**Written tasks**
1. Copy the Jeremy O. Harris profile between "The US playwright" and "for Best Play.", inclusive, swapping "comet" for "shooting star".
2. Extend the Jeremy O. Harris profile past its final sentence.

**Selected excerpt**
▽

Headshot of Jeremy O. Harris

Jstages talks about “Daddy,” “Slave Play,” capitalism and more with Jeremy O. Harris

Headshot of Jeremy O. Harris
(c) Micaiah Carter

The US playwright and actor Jeremy O. Harris appeared like a comet in 2018, dazzling the entertainment world at the 74th Tony awards when his second professional work, “Slave Play,” gained a record-breaking 12 nominations for a non-musical production, including for Best Play.

Coming after Harris’ low-key playwriting debut with “Xander Xyst, Dragon 1” at ANT Fest 2017 in New York, that three-act drama examining sexuality and racial trauma in the USA drew praise indeed from The New York Times’ chief theatre critic, Jesse Green, who dubbed it, “One of the best and most provocative new works to show up on Broadway in years.”

△

Collected data entries
▽

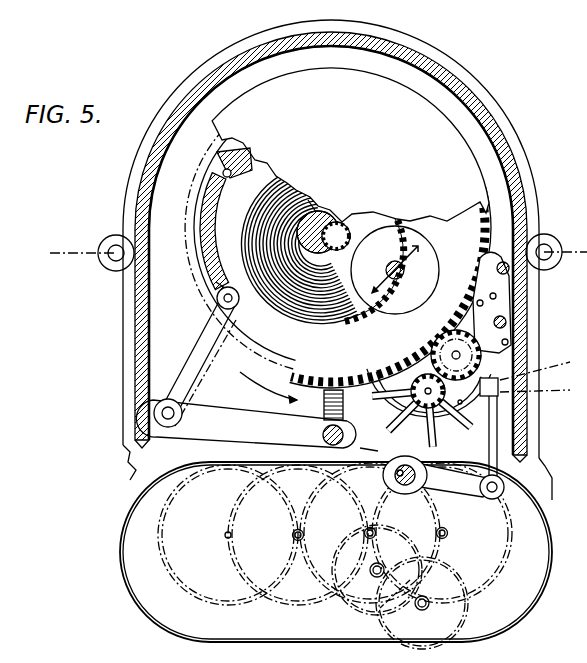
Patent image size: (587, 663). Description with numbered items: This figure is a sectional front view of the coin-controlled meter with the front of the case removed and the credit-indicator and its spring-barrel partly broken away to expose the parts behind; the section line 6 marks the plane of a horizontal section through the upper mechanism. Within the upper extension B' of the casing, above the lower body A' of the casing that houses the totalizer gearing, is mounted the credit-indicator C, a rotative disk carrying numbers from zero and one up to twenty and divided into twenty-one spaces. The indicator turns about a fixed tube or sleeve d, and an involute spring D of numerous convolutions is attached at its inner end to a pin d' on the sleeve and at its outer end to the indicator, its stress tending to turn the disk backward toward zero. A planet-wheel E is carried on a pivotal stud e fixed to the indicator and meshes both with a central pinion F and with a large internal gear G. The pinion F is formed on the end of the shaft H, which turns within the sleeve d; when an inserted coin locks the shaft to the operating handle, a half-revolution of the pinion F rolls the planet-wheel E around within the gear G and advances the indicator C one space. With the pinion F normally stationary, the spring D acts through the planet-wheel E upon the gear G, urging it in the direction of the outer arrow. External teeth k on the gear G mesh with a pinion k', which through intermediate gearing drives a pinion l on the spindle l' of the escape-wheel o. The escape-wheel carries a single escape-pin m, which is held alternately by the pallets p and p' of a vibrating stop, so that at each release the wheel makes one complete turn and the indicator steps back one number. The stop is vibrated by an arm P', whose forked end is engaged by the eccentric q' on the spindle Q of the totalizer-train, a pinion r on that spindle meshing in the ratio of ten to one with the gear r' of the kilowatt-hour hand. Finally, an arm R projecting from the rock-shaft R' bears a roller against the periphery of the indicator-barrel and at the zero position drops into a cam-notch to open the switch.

The upper portion of the casing B' is at (337, 260).
The section line 6 is at (308, 252).
The credit-indicator C is at (350, 145).
The pin d' is at (307, 182).
The sleeve d is at (323, 215).
The shaft H is at (350, 222).
The external teeth k is at (197, 353).
The arm R is at (200, 352).
The rock-shaft R' is at (291, 396).
The central pinion F is at (395, 270).
The planet-wheel E is at (387, 260).
The pivotal stud e is at (395, 278).
The involute spring D is at (299, 252).
The internal gear G is at (347, 252).
The pinion k' is at (492, 306).
The pallet p is at (535, 359).
The escape-pin m is at (535, 385).
The pallet p' is at (499, 393).
The pinion l is at (429, 408).
The spindle l' is at (425, 405).
The escape-wheel o is at (455, 413).
The pinion r is at (413, 460).
The spindle Q is at (363, 449).
The eccentric q' is at (436, 487).
The arm P' is at (470, 495).
The gear r' is at (453, 566).
The housing A' is at (336, 552).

△

**Response list**
1.
The US playwright and actor Jeremy O. Harris appeared like a shooting star in 2018, dazzling the entertainment world at the 74th Tony awards when his second professional work, “Slave Play,” gained a record-breaking 12 nominations for a non-musical production, including for Best Play.

2.
Yet beside his dazzling rise as a writer, this 6 ft 5 in (1.96 m) gay black man with big twinkly eyes has suddenly revealed other diverse talents as well, including as co-author on the screenplay of 2021’s film “Zola” directed by Janicza Bravo, and in ongoing projects with HBO and Netflix.

Beyond the worlds of stage and screen, this child of a military family that eventually settled in Martinsville, Virginia, is now also a model and influencer sought after by leading fashion brands including Gucci and Jean Paul Gaultier.

When I met 33-year-old Harris swathed in a kind of Afro-paisley Gucci jelaba for this exclusive interview in his luxury hotel room in Tokyo, he cheerfully explained, “I’ve just been in Paris for fashion week and I walked for Gaultier, and because of all the excitement of that I had a headache for a couple of days when I got here — but now I’m loving it. It’s amazing and Japanese people have been so kind.”

Using his break time between his runway appearances in Paris and shooting a TV drama there titled “Emily in Paris: Season 3,” the main purpose of Harris’ visit — his first ever to Japan — was to see his third professional play, “Daddy: A Melodrama,” which premiered in New York in 2019 and runs till July 27 at the Tokyo Globe theatre.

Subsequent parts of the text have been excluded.